# START OF RECORDS TO USE
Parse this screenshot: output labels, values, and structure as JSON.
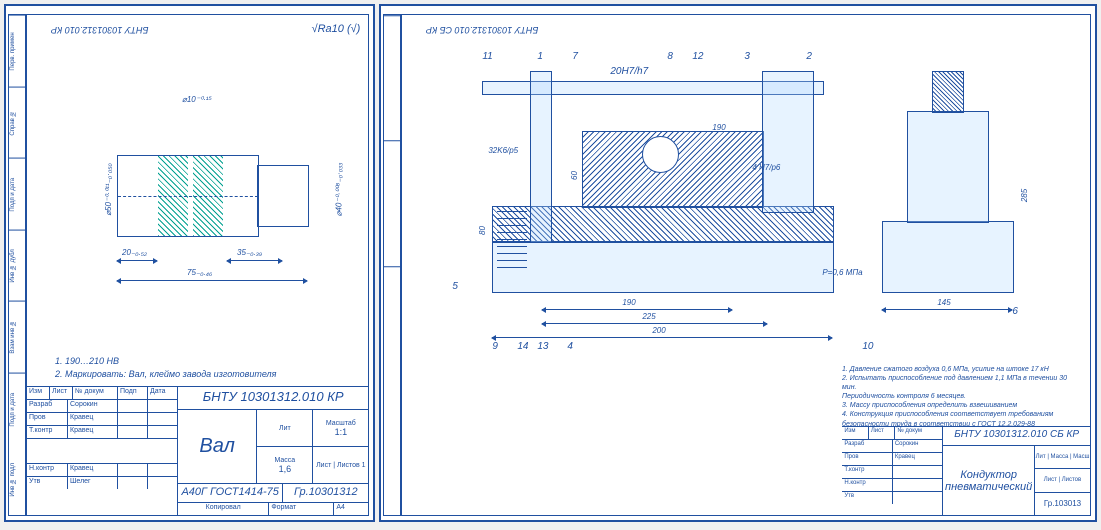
{
  "left_sheet": {
    "code_top": "БНТУ 10301312.010 КР",
    "surface": "√Ra10 (√)",
    "dims": {
      "d10": "⌀10⁻⁰·¹⁵",
      "d50": "⌀50⁻⁰·⁰¹¹₋₀·₀₅₀",
      "d40": "⌀40⁻⁰·⁰⁰⁸₋₀·₀₃₃",
      "l20": "20₋₀.₅₂",
      "l35": "35₋₀.₃₉",
      "l75": "75₋₀.₄₆"
    },
    "notes": {
      "n1": "1. 190…210 HB",
      "n2": "2. Маркировать: Вал, клеймо завода изготовителя"
    },
    "title": {
      "rows": [
        {
          "c1": "Изм",
          "c2": "Лист",
          "c3": "№ докум",
          "c4": "Подп",
          "c5": "Дата"
        },
        {
          "c1": "Разраб",
          "c2": "Сорокин",
          "c3": "",
          "c4": "",
          "c5": ""
        },
        {
          "c1": "Пров",
          "c2": "Кравец",
          "c3": "",
          "c4": "",
          "c5": ""
        },
        {
          "c1": "Т.контр",
          "c2": "Кравец",
          "c3": "",
          "c4": "",
          "c5": ""
        },
        {
          "c1": "Н.контр",
          "c2": "Кравец",
          "c3": "",
          "c4": "",
          "c5": ""
        },
        {
          "c1": "Утв",
          "c2": "Шелег",
          "c3": "",
          "c4": "",
          "c5": ""
        }
      ],
      "header": "БНТУ 10301312.010 КР",
      "name": "Вал",
      "lit": "Лит",
      "mass": "Масса",
      "mass_v": "1,6",
      "scale": "Масштаб",
      "scale_v": "1:1",
      "material": "А40Г ГОСТ1414-75",
      "group": "Гр.10301312",
      "foot1": "Копировал",
      "foot2": "Формат",
      "foot2v": "А4"
    }
  },
  "right_sheet": {
    "code_top": "БНТУ 10301312.010 СБ КР",
    "balloons": [
      "11",
      "1",
      "7",
      "20H7/h7",
      "8",
      "12",
      "3",
      "2",
      "5",
      "9",
      "14",
      "13",
      "4",
      "10",
      "6"
    ],
    "dims": {
      "fit20": "20H7/h7",
      "fit32": "32K6/p5",
      "fit4": "4 H7/p6",
      "d190": "190",
      "d60": "60",
      "d80": "80",
      "h190": "190",
      "h225": "225",
      "h200": "200",
      "h145": "145",
      "v285": "285",
      "p": "P=0,6 МПа"
    },
    "notes": {
      "n1": "1. Давление сжатого воздуха 0,6 МПа, усилие на штоке 17 кН",
      "n2": "2. Испытать приспособление под давлением 1,1 МПа в течении 30 мин.",
      "n3": "   Периодичность контроля 6 месяцев.",
      "n4": "3. Массу приспособления определить взвешиванием",
      "n5": "4. Конструкция приспособления соответствует требованиям",
      "n6": "   безопасности труда в соответствии с ГОСТ 12.2.029-88"
    },
    "title": {
      "header": "БНТУ 10301312.010 СБ КР",
      "name1": "Кондуктор",
      "name2": "пневматический",
      "group": "Гр.103013"
    }
  }
}
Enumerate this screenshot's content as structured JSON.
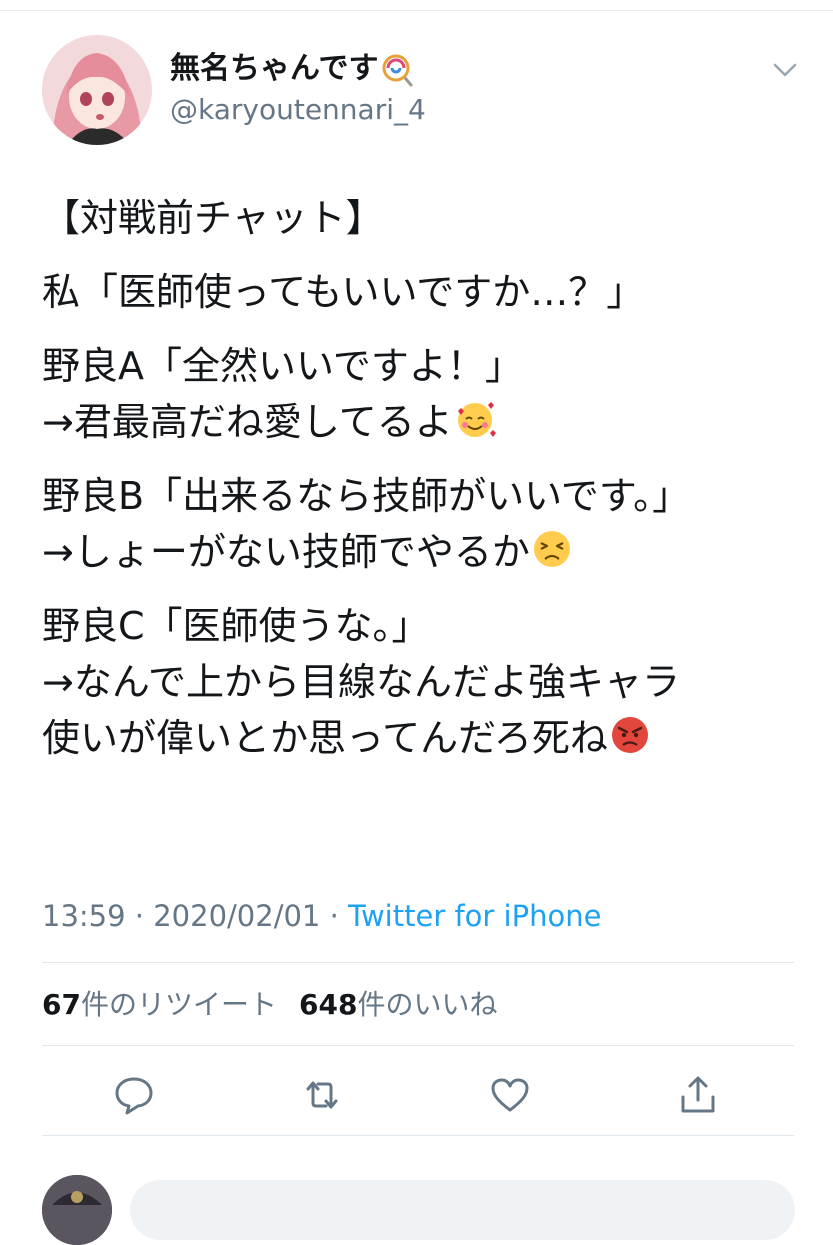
# END OF RECORDS TO USE
PROBLEM DESCRIPTION: Transcribe the full listing above exactly, with the images removed.

FULL RESPONSE:
Parse this screenshot: output labels, values, and structure as JSON.
{
  "left_sheet": {
    "code_top": "БНТУ 10301312.010 КР",
    "surface": "√Ra10 (√)",
    "dims": {
      "d10": "⌀10⁻⁰·¹⁵",
      "d50": "⌀50⁻⁰·⁰¹¹₋₀·₀₅₀",
      "d40": "⌀40⁻⁰·⁰⁰⁸₋₀·₀₃₃",
      "l20": "20₋₀.₅₂",
      "l35": "35₋₀.₃₉",
      "l75": "75₋₀.₄₆"
    },
    "notes": {
      "n1": "1. 190…210 HB",
      "n2": "2. Маркировать: Вал, клеймо завода изготовителя"
    },
    "title": {
      "rows": [
        {
          "c1": "Изм",
          "c2": "Лист",
          "c3": "№ докум",
          "c4": "Подп",
          "c5": "Дата"
        },
        {
          "c1": "Разраб",
          "c2": "Сорокин",
          "c3": "",
          "c4": "",
          "c5": ""
        },
        {
          "c1": "Пров",
          "c2": "Кравец",
          "c3": "",
          "c4": "",
          "c5": ""
        },
        {
          "c1": "Т.контр",
          "c2": "Кравец",
          "c3": "",
          "c4": "",
          "c5": ""
        },
        {
          "c1": "Н.контр",
          "c2": "Кравец",
          "c3": "",
          "c4": "",
          "c5": ""
        },
        {
          "c1": "Утв",
          "c2": "Шелег",
          "c3": "",
          "c4": "",
          "c5": ""
        }
      ],
      "header": "БНТУ 10301312.010 КР",
      "name": "Вал",
      "lit": "Лит",
      "mass": "Масса",
      "mass_v": "1,6",
      "scale": "Масштаб",
      "scale_v": "1:1",
      "material": "А40Г ГОСТ1414-75",
      "group": "Гр.10301312",
      "foot1": "Копировал",
      "foot2": "Формат",
      "foot2v": "А4"
    }
  },
  "right_sheet": {
    "code_top": "БНТУ 10301312.010 СБ КР",
    "balloons": [
      "11",
      "1",
      "7",
      "20H7/h7",
      "8",
      "12",
      "3",
      "2",
      "5",
      "9",
      "14",
      "13",
      "4",
      "10",
      "6"
    ],
    "dims": {
      "fit20": "20H7/h7",
      "fit32": "32K6/p5",
      "fit4": "4 H7/p6",
      "d190": "190",
      "d60": "60",
      "d80": "80",
      "h190": "190",
      "h225": "225",
      "h200": "200",
      "h145": "145",
      "v285": "285",
      "p": "P=0,6 МПа"
    },
    "notes": {
      "n1": "1. Давление сжатого воздуха 0,6 МПа, усилие на штоке 17 кН",
      "n2": "2. Испытать приспособление под давлением 1,1 МПа в течении 30 мин.",
      "n3": "   Периодичность контроля 6 месяцев.",
      "n4": "3. Массу приспособления определить взвешиванием",
      "n5": "4. Конструкция приспособления соответствует требованиям",
      "n6": "   безопасности труда в соответствии с ГОСТ 12.2.029-88"
    },
    "title": {
      "header": "БНТУ 10301312.010 СБ КР",
      "name1": "Кондуктор",
      "name2": "пневматический",
      "group": "Гр.103013"
    }
  }
}
Enumerate this screenshot's content as structured JSON.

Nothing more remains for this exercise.